-- Exercise objective --
Below are the records; locate each line with the word "Front" and copy it.

-- Input rows --
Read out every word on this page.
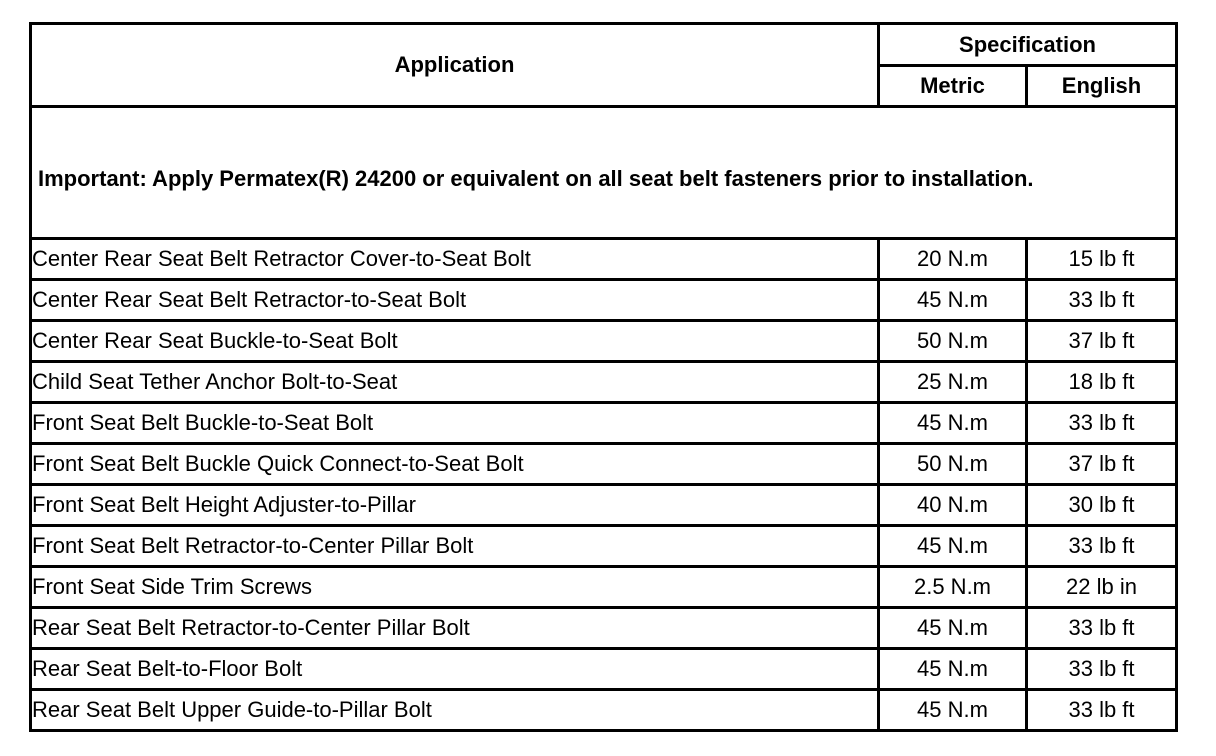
Application	Specification	
	Metric	English
Important: Apply Permatex(R) 24200 or equivalent on all seat belt fasteners prior to installation.		
Center Rear Seat Belt Retractor Cover-to-Seat Bolt	20 N.m	15 lb ft
Center Rear Seat Belt Retractor-to-Seat Bolt	45 N.m	33 lb ft
Center Rear Seat Buckle-to-Seat Bolt	50 N.m	37 lb ft
Child Seat Tether Anchor Bolt-to-Seat	25 N.m	18 lb ft
Front Seat Belt Buckle-to-Seat Bolt	45 N.m	33 lb ft
Front Seat Belt Buckle Quick Connect-to-Seat Bolt	50 N.m	37 lb ft
Front Seat Belt Height Adjuster-to-Pillar	40 N.m	30 lb ft
Front Seat Belt Retractor-to-Center Pillar Bolt	45 N.m	33 lb ft
Front Seat Side Trim Screws	2.5 N.m	22 lb in
Rear Seat Belt Retractor-to-Center Pillar Bolt	45 N.m	33 lb ft
Rear Seat Belt-to-Floor Bolt	45 N.m	33 lb ft
Rear Seat Belt Upper Guide-to-Pillar Bolt	45 N.m	33 lb ft
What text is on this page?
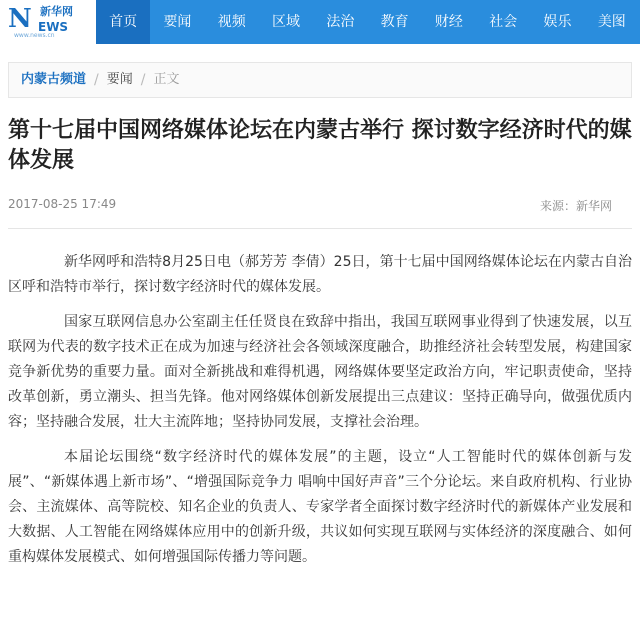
N 新华网
EWS
www.news.cn
首页	要闻	视频	区域	法治	教育	财经	社会	娱乐	美图
内蒙古频道 / 要闻 / 正文
第十七届中国网络媒体论坛在内蒙古举行 探讨数字经济时代的媒体发展
2017-08-25 17:49	来源：新华网

新华网呼和浩特8月25日电（郝芳芳 李倩）25日，第十七届中国网络媒体论坛在内蒙古自治区呼和浩特市举行，探讨数字经济时代的媒体发展。

国家互联网信息办公室副主任任贤良在致辞中指出，我国互联网事业得到了快速发展，以互联网为代表的数字技术正在成为加速与经济社会各领域深度融合，助推经济社会转型发展，构建国家竞争新优势的重要力量。面对全新挑战和难得机遇，网络媒体要坚定政治方向，牢记职责使命，坚持改革创新，勇立潮头、担当先锋。他对网络媒体创新发展提出三点建议：坚持正确导向，做强优质内容；坚持融合发展，壮大主流阵地；坚持协同发展，支撑社会治理。

本届论坛围绕“数字经济时代的媒体发展”的主题，设立“人工智能时代的媒体创新与发展”、“新媒体遇上新市场”、“增强国际竞争力 唱响中国好声音”三个分论坛。来自政府机构、行业协会、主流媒体、高等院校、知名企业的负责人、专家学者全面探讨数字经济时代的新媒体产业发展和大数据、人工智能在网络媒体应用中的创新升级，共议如何实现互联网与实体经济的深度融合、如何重构媒体发展模式、如何增强国际传播力等问题。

-- Result for this task --
Front Seat Belt Buckle-to-Seat Bolt	45 N.m	33 lb ft
Front Seat Belt Buckle Quick Connect-to-Seat Bolt	50 N.m	37 lb ft
Front Seat Belt Height Adjuster-to-Pillar	40 N.m	30 lb ft
Front Seat Belt Retractor-to-Center Pillar Bolt	45 N.m	33 lb ft
Front Seat Side Trim Screws	2.5 N.m	22 lb in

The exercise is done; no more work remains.